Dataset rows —

********

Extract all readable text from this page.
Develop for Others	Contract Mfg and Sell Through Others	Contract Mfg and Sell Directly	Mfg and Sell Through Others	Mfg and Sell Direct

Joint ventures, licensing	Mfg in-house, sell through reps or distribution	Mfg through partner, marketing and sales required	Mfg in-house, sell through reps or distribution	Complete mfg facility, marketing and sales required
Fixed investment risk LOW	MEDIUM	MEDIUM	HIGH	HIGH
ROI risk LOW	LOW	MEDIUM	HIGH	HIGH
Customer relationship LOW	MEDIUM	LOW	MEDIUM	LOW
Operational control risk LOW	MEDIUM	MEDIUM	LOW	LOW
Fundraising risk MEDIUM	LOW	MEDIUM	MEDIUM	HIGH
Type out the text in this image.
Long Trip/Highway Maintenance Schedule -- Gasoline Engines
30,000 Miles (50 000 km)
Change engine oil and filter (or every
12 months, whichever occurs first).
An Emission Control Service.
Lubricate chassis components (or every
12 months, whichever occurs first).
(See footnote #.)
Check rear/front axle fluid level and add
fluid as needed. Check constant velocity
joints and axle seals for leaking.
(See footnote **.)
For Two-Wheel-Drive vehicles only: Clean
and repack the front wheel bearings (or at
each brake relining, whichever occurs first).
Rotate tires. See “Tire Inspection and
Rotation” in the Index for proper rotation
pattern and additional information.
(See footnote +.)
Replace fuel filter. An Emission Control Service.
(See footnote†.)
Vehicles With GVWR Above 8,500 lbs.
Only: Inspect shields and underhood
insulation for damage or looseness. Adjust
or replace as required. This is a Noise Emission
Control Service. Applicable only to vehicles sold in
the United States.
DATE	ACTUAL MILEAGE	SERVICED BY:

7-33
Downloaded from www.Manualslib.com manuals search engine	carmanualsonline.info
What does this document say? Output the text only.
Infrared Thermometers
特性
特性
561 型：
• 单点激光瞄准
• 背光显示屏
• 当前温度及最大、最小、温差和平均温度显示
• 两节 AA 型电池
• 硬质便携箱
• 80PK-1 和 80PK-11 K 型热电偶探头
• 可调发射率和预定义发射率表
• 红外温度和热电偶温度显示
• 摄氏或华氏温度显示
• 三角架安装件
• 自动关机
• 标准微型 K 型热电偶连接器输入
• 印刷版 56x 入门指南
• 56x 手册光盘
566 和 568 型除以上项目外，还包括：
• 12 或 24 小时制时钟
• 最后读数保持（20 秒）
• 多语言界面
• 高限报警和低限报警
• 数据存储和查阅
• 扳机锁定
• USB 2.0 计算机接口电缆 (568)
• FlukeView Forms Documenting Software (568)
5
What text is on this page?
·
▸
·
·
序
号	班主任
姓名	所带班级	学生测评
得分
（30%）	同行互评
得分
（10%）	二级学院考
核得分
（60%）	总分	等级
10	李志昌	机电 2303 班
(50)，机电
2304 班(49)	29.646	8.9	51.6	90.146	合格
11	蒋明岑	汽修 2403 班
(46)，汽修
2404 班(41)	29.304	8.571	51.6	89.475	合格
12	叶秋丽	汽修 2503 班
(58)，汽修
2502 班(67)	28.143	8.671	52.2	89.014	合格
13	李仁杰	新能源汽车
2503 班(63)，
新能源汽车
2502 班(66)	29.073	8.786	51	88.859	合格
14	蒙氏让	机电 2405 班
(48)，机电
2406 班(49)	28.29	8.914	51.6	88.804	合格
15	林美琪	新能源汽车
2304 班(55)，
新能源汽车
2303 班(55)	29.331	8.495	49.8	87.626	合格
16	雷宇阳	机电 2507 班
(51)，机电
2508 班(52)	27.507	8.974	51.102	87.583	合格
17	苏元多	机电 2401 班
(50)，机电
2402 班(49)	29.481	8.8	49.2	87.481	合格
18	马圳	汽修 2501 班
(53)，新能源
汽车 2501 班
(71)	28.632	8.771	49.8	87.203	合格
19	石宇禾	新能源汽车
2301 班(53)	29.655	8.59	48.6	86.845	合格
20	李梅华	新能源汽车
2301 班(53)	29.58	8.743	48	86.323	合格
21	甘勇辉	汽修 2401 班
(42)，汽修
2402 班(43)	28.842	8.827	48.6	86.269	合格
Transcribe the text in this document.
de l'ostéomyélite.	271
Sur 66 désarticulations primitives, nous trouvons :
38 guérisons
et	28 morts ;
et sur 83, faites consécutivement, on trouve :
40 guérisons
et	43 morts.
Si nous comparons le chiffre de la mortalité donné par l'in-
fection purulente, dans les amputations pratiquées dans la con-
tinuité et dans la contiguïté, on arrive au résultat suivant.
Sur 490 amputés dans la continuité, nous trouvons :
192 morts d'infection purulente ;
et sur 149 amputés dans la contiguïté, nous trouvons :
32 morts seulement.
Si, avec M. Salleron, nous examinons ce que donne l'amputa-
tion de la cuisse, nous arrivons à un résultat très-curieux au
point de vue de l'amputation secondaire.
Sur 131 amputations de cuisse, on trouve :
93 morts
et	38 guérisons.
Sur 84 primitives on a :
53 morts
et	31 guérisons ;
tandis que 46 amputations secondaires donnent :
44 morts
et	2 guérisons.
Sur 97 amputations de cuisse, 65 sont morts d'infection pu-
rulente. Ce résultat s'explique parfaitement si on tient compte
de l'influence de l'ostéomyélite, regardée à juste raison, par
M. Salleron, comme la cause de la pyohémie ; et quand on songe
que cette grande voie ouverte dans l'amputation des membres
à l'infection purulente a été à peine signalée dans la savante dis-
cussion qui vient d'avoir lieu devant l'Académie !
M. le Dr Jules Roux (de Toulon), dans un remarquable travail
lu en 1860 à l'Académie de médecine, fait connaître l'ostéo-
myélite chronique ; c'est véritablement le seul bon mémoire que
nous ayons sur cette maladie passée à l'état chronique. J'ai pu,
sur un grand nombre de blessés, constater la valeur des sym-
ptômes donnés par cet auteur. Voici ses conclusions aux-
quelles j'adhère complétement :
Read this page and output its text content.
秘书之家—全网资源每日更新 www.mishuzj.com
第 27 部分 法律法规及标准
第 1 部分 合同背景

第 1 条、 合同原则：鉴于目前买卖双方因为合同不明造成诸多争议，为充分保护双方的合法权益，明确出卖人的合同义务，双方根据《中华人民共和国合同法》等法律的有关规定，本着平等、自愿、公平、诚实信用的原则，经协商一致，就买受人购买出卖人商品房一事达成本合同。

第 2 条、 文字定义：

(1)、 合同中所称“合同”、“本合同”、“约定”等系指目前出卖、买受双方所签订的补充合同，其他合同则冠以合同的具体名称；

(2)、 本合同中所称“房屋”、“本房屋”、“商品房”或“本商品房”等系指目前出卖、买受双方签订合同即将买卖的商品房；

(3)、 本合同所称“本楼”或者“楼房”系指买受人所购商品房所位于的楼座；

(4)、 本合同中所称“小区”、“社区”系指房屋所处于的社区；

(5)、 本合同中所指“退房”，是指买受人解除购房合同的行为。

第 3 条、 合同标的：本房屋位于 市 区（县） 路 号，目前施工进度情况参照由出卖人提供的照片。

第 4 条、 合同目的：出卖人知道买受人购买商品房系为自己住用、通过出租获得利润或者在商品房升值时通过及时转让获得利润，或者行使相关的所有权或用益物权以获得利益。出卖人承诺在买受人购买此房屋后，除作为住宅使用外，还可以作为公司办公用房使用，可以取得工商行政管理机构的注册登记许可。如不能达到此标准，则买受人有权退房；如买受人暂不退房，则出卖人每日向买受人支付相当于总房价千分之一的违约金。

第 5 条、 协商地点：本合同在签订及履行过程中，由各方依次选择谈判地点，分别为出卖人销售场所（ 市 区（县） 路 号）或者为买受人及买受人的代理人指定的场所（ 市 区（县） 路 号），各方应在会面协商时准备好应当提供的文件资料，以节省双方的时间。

********

What you are asked to do —
Copy out each line in the listing that has the word "risk".

Full output —
Fixed investment risk LOW	MEDIUM	MEDIUM	HIGH	HIGH
ROI risk LOW	LOW	MEDIUM	HIGH	HIGH
Operational control risk LOW	MEDIUM	MEDIUM	LOW	LOW
Fundraising risk MEDIUM	LOW	MEDIUM	MEDIUM	HIGH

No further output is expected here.